» Exercise prompt
Render every line of the listing as a Markdown table with the columns Row and Line, giving each line's number and its text and omitting blank lines. Leave the pictures out of the table.

>> Start Exercise data

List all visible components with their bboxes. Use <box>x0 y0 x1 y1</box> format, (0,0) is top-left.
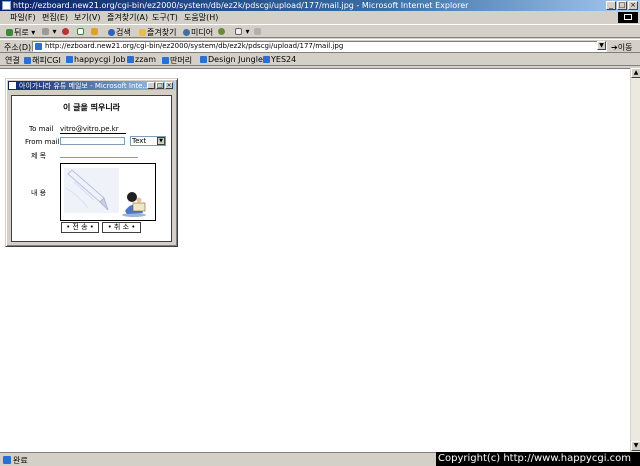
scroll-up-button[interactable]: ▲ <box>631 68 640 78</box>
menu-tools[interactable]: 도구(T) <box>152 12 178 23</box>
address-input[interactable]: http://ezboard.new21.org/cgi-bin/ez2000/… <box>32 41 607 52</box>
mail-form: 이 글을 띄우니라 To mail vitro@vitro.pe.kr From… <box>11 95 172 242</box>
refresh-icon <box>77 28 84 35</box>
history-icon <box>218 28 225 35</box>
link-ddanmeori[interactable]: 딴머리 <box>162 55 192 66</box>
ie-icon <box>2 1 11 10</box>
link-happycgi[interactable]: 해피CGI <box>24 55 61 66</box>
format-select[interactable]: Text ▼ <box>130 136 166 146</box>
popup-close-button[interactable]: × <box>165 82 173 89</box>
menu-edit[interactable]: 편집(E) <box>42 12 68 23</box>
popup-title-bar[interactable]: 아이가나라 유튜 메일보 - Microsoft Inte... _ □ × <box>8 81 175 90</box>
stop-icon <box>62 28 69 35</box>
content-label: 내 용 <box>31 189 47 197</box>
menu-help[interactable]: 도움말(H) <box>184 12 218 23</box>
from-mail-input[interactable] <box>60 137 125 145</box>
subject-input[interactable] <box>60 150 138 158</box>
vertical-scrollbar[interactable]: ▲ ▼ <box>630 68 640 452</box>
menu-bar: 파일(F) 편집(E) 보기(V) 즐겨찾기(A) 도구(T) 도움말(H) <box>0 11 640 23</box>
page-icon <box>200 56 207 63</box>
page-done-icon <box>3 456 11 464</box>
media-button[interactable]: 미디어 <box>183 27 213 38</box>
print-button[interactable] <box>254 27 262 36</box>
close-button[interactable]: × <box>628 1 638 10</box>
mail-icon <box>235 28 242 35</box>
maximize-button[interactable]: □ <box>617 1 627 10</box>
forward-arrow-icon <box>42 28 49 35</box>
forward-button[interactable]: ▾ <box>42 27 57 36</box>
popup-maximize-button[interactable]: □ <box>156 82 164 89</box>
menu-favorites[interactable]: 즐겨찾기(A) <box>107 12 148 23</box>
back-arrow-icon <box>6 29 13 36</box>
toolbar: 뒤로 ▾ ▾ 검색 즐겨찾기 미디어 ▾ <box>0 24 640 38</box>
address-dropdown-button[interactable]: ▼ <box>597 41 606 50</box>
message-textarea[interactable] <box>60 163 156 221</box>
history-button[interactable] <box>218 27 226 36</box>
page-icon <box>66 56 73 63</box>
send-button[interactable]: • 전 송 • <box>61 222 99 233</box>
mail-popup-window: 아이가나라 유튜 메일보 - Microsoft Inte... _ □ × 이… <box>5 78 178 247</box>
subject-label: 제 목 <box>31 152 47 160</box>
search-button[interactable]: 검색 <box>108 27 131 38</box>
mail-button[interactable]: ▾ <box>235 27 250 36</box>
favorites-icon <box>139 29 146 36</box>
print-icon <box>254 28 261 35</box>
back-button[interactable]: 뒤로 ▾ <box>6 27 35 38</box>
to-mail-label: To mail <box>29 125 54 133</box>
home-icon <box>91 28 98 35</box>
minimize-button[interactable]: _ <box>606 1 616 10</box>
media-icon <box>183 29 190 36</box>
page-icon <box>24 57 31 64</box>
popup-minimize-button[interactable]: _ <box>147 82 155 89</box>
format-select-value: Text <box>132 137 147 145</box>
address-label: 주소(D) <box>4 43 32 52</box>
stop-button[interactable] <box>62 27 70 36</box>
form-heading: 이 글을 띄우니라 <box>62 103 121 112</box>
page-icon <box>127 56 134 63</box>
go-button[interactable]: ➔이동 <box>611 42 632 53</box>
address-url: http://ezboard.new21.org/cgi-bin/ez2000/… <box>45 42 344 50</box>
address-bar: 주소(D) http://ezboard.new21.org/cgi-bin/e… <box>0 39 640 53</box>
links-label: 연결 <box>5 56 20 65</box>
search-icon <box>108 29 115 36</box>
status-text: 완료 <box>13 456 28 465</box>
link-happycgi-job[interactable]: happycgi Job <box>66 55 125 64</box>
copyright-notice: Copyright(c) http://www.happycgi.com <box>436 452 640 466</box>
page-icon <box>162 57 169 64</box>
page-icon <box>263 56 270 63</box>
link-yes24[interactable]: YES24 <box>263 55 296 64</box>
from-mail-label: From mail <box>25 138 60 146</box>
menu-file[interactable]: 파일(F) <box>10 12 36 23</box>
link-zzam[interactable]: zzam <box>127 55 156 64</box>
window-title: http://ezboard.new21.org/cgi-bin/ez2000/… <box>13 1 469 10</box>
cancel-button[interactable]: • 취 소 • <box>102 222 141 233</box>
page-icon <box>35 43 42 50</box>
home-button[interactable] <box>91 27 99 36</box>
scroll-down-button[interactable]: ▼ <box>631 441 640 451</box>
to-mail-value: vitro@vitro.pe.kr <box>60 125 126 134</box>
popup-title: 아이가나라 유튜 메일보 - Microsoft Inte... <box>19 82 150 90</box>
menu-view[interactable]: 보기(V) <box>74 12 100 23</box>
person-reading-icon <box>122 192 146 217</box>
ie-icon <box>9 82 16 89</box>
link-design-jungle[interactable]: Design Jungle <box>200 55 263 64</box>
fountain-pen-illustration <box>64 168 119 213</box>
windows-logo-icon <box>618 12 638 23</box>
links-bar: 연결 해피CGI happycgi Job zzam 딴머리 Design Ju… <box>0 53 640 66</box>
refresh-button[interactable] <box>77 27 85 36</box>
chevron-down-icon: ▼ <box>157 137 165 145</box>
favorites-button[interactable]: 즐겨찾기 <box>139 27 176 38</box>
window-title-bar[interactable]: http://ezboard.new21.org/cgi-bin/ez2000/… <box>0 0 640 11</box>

>> End Exercise data

» Correct response
| Row | Line |
|---|---|
| 1 | List all visible components with their bboxes. Use <box>x0 y0 x1 y1</box> format, (0,0) is top-left. |
| 2 | scroll-up-button[interactable]: ▲ <box>631 68 640 78</box> |
| 3 | menu-tools[interactable]: 도구(T) <box>152 12 178 23</box> |
| 4 | address-input[interactable]: http://ezboard.new21.org/cgi-bin/ez2000/… <box>32 41 607 52</box> |
| 5 | mail-form: 이 글을 띄우니라 To mail vitro@vitro.pe.kr From… <box>11 95 172 242</box> |
| 6 | refresh-icon <box>77 28 84 35</box> |
| 7 | history-icon <box>218 28 225 35</box> |
| 8 | link-ddanmeori[interactable]: 딴머리 <box>162 55 192 66</box> |
| 9 | ie-icon <box>2 1 11 10</box> |
| 10 | link-happycgi[interactable]: 해피CGI <box>24 55 61 66</box> |
| 11 | format-select[interactable]: Text ▼ <box>130 136 166 146</box> |
| 12 | popup-close-button[interactable]: × <box>165 82 173 89</box> |
| 13 | menu-edit[interactable]: 편집(E) <box>42 12 68 23</box> |
| 14 | popup-title-bar[interactable]: 아이가나라 유튜 메일보 - Microsoft Inte... _ □ × <box>8 81 175 90</box> |
| 15 | stop-icon <box>62 28 69 35</box> |
| 16 | content-label: 내 용 <box>31 189 47 197</box> |
| 17 | menu-help[interactable]: 도움말(H) <box>184 12 218 23</box> |
| 18 | from-mail-input[interactable] <box>60 137 125 145</box> |
| 19 | subject-input[interactable] <box>60 150 138 158</box> |
| 20 | vertical-scrollbar[interactable]: ▲ ▼ <box>630 68 640 452</box> |
| 21 | menu-bar: 파일(F) 편집(E) 보기(V) 즐겨찾기(A) 도구(T) 도움말(H) <box>0 11 640 23</box> |
| 22 | page-icon <box>200 56 207 63</box> |
| 23 | page-done-icon <box>3 456 11 464</box> |
| 24 | media-button[interactable]: 미디어 <box>183 27 213 38</box> |
| 25 | print-button[interactable] <box>254 27 262 36</box> |
| 26 | close-button[interactable]: × <box>628 1 638 10</box> |
| 27 | mail-icon <box>235 28 242 35</box> |
| 28 | maximize-button[interactable]: □ <box>617 1 627 10</box> |
| 29 | forward-arrow-icon <box>42 28 49 35</box> |
| 30 | forward-button[interactable]: ▾ <box>42 27 57 36</box> |
| 31 | popup-maximize-button[interactable]: □ <box>156 82 164 89</box> |
| 32 | menu-favorites[interactable]: 즐겨찾기(A) <box>107 12 148 23</box> |
| 33 | back-arrow-icon <box>6 29 13 36</box> |
| 34 | toolbar: 뒤로 ▾ ▾ 검색 즐겨찾기 미디어 ▾ <box>0 24 640 38</box> |
| 35 | address-dropdown-button[interactable]: ▼ <box>597 41 606 50</box> |
| 36 | message-textarea[interactable] <box>60 163 156 221</box> |
| 37 | history-button[interactable] <box>218 27 226 36</box> |
| 38 | page-icon <box>66 56 73 63</box> |
| 39 | send-button[interactable]: • 전 송 • <box>61 222 99 233</box> |
| 40 | mail-popup-window: 아이가나라 유튜 메일보 - Microsoft Inte... _ □ × 이… <box>5 78 178 247</box> |
| 41 | subject-label: 제 목 <box>31 152 47 160</box> |
| 42 | search-button[interactable]: 검색 <box>108 27 131 38</box> |
| 43 | mail-button[interactable]: ▾ <box>235 27 250 36</box> |
| 44 | favorites-icon <box>139 29 146 36</box> |
| 45 | print-icon <box>254 28 261 35</box> |
| 46 | back-button[interactable]: 뒤로 ▾ <box>6 27 35 38</box> |
| 47 | to-mail-label: To mail <box>29 125 54 133</box> |
| 48 | home-icon <box>91 28 98 35</box> |
| 49 | minimize-button[interactable]: _ <box>606 1 616 10</box> |
| 50 | media-icon <box>183 29 190 36</box> |
| 51 | page-icon <box>24 57 31 64</box> |
| 52 | popup-minimize-button[interactable]: _ <box>147 82 155 89</box> |
| 53 | format-select-value: Text <box>132 137 147 145</box> |
| 54 | address-label: 주소(D) <box>4 43 32 52</box> |
| 55 | stop-button[interactable] <box>62 27 70 36</box> |
| 56 | form-heading: 이 글을 띄우니라 <box>62 103 121 112</box> |
| 57 | page-icon <box>127 56 134 63</box> |
| 58 | go-button[interactable]: ➔이동 <box>611 42 632 53</box> |
| 59 | address-url: http://ezboard.new21.org/cgi-bin/ez2000/… <box>45 42 344 50</box> |
| 60 | address-bar: 주소(D) http://ezboard.new21.org/cgi-bin/e… <box>0 39 640 53</box> |
| 61 | links-label: 연결 <box>5 56 20 65</box> |
| 62 | search-icon <box>108 29 115 36</box> |
| 63 | status-text: 완료 <box>13 456 28 465</box> |
| 64 | link-happycgi-job[interactable]: happycgi Job <box>66 55 125 64</box> |
| 65 | copyright-notice: Copyright(c) http://www.happycgi.com <box>436 452 640 466</box> |
| 66 | page-icon <box>162 57 169 64</box> |
| 67 | page-icon <box>263 56 270 63</box> |
| 68 | link-yes24[interactable]: YES24 <box>263 55 296 64</box> |
| 69 | from-mail-label: From mail <box>25 138 60 146</box> |
| 70 | menu-file[interactable]: 파일(F) <box>10 12 36 23</box> |
| 71 | link-zzam[interactable]: zzam <box>127 55 156 64</box> |
| 72 | window-title: http://ezboard.new21.org/cgi-bin/ez2000/… <box>13 1 469 10</box> |
| 73 | cancel-button[interactable]: • 취 소 • <box>102 222 141 233</box> |
| 74 | page-icon <box>35 43 42 50</box> |
| 75 | home-button[interactable] <box>91 27 99 36</box> |
| 76 | scroll-down-button[interactable]: ▼ <box>631 441 640 451</box> |
| 77 | to-mail-value: vitro@vitro.pe.kr <box>60 125 126 134</box> |
| 78 | popup-title: 아이가나라 유튜 메일보 - Microsoft Inte... <box>19 82 150 90</box> |
| 79 | menu-view[interactable]: 보기(V) <box>74 12 100 23</box> |
| 80 | person-reading-icon <box>122 192 146 217</box> |
| 81 | ie-icon <box>9 82 16 89</box> |
| 82 | link-design-jungle[interactable]: Design Jungle <box>200 55 263 64</box> |
| 83 | fountain-pen-illustration <box>64 168 119 213</box> |
| 84 | windows-logo-icon <box>618 12 638 23</box> |
| 85 | links-bar: 연결 해피CGI happycgi Job zzam 딴머리 Design Ju… <box>0 53 640 66</box> |
| 86 | refresh-button[interactable] <box>77 27 85 36</box> |
| 87 | chevron-down-icon: ▼ <box>157 137 165 145</box> |
| 88 | favorites-button[interactable]: 즐겨찾기 <box>139 27 176 38</box> |
| 89 | window-title-bar[interactable]: http://ezboard.new21.org/cgi-bin/ez2000/… <box>0 0 640 11</box> |